▸ **REQUEST**:
Copy exactly the last part of the entries, starting from the line with "Type out the text in this image." and including the final line.

(Dataset items)
[Begin]

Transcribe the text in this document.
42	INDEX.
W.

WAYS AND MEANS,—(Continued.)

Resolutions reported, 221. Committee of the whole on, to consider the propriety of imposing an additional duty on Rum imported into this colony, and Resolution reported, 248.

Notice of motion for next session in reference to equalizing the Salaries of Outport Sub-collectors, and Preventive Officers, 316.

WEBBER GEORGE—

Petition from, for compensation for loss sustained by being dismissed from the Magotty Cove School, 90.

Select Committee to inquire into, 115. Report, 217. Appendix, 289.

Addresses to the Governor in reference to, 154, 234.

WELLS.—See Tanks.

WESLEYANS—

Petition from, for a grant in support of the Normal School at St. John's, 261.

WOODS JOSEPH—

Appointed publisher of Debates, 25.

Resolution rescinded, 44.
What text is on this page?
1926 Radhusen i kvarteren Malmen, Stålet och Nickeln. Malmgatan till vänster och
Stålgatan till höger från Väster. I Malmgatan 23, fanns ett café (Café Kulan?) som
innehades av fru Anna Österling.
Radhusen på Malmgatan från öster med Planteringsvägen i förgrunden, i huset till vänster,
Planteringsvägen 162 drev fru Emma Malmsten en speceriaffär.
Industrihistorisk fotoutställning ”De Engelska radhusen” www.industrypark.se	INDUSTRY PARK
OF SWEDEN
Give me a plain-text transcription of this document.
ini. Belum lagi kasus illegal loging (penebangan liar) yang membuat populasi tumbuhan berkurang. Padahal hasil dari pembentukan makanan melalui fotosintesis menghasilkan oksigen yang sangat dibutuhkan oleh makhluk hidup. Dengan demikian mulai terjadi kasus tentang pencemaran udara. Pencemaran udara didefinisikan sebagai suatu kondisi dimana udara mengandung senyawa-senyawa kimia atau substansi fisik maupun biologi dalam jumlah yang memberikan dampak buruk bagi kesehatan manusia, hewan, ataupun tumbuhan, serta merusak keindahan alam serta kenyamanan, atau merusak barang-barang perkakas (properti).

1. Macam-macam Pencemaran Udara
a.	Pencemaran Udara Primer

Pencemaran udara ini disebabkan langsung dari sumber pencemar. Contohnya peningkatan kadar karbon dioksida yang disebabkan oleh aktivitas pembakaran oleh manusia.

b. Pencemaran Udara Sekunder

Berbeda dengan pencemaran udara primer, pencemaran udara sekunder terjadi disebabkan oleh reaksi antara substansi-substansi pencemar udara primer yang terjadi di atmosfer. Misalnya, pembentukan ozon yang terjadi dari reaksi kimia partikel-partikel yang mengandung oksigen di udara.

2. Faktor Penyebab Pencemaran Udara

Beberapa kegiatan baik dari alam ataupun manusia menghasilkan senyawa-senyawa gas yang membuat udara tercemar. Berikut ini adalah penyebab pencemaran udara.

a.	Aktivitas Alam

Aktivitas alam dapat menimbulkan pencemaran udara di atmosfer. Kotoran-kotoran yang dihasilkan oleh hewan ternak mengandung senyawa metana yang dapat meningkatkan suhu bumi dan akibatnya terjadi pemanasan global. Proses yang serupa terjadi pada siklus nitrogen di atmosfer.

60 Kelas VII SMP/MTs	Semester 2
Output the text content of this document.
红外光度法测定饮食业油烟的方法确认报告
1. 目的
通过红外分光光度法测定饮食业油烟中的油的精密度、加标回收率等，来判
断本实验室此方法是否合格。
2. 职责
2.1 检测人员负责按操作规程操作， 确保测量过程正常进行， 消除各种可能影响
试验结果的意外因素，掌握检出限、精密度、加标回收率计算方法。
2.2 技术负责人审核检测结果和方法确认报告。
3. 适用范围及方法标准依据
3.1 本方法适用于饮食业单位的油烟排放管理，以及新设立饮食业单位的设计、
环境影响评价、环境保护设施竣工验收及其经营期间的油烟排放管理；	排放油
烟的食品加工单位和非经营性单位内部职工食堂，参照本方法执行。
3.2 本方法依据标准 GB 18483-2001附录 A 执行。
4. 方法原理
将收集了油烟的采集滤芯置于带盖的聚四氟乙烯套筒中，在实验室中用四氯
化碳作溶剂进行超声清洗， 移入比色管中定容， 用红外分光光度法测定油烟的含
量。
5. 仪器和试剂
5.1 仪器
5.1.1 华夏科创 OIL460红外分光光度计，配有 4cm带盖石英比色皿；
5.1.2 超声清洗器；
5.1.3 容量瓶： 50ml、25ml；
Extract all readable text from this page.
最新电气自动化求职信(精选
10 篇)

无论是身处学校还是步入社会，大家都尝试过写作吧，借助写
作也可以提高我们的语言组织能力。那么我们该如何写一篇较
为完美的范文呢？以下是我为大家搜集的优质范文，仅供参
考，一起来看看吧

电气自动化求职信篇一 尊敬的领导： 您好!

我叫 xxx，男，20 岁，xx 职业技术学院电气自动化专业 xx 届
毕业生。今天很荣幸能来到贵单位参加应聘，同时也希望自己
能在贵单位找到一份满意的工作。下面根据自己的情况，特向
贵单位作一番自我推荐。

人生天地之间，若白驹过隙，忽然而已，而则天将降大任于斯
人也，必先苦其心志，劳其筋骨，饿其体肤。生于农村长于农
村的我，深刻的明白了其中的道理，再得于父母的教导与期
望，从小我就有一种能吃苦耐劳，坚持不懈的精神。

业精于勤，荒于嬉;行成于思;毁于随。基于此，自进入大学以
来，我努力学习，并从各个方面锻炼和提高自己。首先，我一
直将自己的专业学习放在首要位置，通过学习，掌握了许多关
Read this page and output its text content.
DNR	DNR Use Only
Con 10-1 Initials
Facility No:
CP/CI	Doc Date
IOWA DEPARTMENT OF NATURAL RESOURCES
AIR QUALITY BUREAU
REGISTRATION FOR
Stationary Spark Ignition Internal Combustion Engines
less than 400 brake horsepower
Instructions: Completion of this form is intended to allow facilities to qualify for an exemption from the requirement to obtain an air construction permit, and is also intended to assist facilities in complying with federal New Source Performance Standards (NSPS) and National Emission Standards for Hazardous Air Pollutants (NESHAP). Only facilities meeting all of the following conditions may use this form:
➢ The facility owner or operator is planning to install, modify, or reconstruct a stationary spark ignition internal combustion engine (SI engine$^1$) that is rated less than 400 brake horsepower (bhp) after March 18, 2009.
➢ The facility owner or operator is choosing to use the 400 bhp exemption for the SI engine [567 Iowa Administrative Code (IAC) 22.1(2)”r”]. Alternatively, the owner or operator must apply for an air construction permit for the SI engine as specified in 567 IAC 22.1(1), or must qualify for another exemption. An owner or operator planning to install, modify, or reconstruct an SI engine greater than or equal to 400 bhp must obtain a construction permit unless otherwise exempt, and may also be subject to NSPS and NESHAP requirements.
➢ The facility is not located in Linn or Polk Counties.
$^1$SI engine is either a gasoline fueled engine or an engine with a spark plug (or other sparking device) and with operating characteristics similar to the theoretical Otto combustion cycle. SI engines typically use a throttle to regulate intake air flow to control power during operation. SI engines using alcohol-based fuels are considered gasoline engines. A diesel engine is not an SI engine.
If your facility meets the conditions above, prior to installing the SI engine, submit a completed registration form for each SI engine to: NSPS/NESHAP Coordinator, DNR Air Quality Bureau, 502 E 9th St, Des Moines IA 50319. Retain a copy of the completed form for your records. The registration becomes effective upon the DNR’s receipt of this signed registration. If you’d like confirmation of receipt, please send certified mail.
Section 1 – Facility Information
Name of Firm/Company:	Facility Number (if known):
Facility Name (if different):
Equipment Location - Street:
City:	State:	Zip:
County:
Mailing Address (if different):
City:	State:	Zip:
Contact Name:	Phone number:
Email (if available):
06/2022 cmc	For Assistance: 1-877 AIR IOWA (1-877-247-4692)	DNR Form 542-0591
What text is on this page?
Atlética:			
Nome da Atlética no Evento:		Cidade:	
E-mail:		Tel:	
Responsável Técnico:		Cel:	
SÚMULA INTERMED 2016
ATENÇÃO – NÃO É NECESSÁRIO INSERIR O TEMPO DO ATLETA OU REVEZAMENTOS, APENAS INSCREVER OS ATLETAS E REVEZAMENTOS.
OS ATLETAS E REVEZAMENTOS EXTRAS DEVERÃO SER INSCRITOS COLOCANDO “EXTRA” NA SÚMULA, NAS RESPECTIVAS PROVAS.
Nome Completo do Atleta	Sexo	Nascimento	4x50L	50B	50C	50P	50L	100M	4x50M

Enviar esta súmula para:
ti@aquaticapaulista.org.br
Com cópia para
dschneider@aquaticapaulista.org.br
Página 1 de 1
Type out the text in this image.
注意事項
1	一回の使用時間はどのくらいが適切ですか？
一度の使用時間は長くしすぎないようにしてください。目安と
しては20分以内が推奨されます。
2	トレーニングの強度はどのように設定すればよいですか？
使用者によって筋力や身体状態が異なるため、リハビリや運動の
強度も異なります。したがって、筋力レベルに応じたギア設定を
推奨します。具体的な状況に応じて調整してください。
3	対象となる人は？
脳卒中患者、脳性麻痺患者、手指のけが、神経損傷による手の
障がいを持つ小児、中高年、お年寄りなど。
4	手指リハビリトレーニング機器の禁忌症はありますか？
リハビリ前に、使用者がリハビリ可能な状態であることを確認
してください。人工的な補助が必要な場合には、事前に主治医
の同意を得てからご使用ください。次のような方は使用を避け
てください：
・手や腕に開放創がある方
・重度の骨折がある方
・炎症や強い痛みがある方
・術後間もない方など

[End]

▸ **ANSWER BELOW**:
Type out the text in this image.
注意事項
1	一回の使用時間はどのくらいが適切ですか？
一度の使用時間は長くしすぎないようにしてください。目安と
しては20分以内が推奨されます。
2	トレーニングの強度はどのように設定すればよいですか？
使用者によって筋力や身体状態が異なるため、リハビリや運動の
強度も異なります。したがって、筋力レベルに応じたギア設定を
推奨します。具体的な状況に応じて調整してください。
3	対象となる人は？
脳卒中患者、脳性麻痺患者、手指のけが、神経損傷による手の
障がいを持つ小児、中高年、お年寄りなど。
4	手指リハビリトレーニング機器の禁忌症はありますか？
リハビリ前に、使用者がリハビリ可能な状態であることを確認
してください。人工的な補助が必要な場合には、事前に主治医
の同意を得てからご使用ください。次のような方は使用を避け
てください：
・手や腕に開放創がある方
・重度の骨折がある方
・炎症や強い痛みがある方
・術後間もない方など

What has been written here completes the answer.